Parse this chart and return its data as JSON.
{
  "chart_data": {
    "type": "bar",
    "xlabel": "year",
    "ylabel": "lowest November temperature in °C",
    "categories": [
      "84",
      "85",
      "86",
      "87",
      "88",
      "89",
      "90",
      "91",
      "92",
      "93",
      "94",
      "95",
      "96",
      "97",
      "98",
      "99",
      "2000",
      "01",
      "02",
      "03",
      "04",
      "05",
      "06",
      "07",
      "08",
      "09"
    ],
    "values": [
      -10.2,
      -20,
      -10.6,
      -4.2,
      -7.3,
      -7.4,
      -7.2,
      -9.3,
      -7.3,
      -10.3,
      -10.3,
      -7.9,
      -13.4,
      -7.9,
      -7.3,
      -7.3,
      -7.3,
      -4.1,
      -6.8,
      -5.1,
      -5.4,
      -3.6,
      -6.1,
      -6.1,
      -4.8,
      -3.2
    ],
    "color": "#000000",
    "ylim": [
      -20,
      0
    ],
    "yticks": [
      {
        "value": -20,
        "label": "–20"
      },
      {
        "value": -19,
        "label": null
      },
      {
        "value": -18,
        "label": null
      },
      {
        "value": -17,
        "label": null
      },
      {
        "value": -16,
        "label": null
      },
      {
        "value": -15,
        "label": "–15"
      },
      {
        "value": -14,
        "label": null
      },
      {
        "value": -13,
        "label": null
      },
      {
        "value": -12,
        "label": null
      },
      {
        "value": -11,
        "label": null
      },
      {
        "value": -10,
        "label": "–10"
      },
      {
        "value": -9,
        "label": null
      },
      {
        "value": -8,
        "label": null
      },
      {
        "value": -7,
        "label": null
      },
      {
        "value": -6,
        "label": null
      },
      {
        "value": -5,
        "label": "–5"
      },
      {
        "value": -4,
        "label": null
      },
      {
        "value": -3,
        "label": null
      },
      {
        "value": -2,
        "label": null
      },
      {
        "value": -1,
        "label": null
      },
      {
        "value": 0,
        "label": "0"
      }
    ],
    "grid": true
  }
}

◇ ◇ ◇ ◇

Using the data above, return each line exactly as written.

▶ _TASK SOLUTION_
Parse this chart and return its data as JSON.
{
  "chart_data": {
    "type": "bar",
    "xlabel": "year",
    "ylabel": "lowest November temperature in °C",
    "categories": [
      "84",
      "85",
      "86",
      "87",
      "88",
      "89",
      "90",
      "91",
      "92",
      "93",
      "94",
      "95",
      "96",
      "97",
      "98",
      "99",
      "2000",
      "01",
      "02",
      "03",
      "04",
      "05",
      "06",
      "07",
      "08",
      "09"
    ],
    "values": [
      -10.2,
      -20,
      -10.6,
      -4.2,
      -7.3,
      -7.4,
      -7.2,
      -9.3,
      -7.3,
      -10.3,
      -10.3,
      -7.9,
      -13.4,
      -7.9,
      -7.3,
      -7.3,
      -7.3,
      -4.1,
      -6.8,
      -5.1,
      -5.4,
      -3.6,
      -6.1,
      -6.1,
      -4.8,
      -3.2
    ],
    "color": "#000000",
    "ylim": [
      -20,
      0
    ],
    "yticks": [
      {
        "value": -20,
        "label": "–20"
      },
      {
        "value": -19,
        "label": null
      },
      {
        "value": -18,
        "label": null
      },
      {
        "value": -17,
        "label": null
      },
      {
        "value": -16,
        "label": null
      },
      {
        "value": -15,
        "label": "–15"
      },
      {
        "value": -14,
        "label": null
      },
      {
        "value": -13,
        "label": null
      },
      {
        "value": -12,
        "label": null
      },
      {
        "value": -11,
        "label": null
      },
      {
        "value": -10,
        "label": "–10"
      },
      {
        "value": -9,
        "label": null
      },
      {
        "value": -8,
        "label": null
      },
      {
        "value": -7,
        "label": null
      },
      {
        "value": -6,
        "label": null
      },
      {
        "value": -5,
        "label": "–5"
      },
      {
        "value": -4,
        "label": null
      },
      {
        "value": -3,
        "label": null
      },
      {
        "value": -2,
        "label": null
      },
      {
        "value": -1,
        "label": null
      },
      {
        "value": 0,
        "label": "0"
      }
    ],
    "grid": true
  }
}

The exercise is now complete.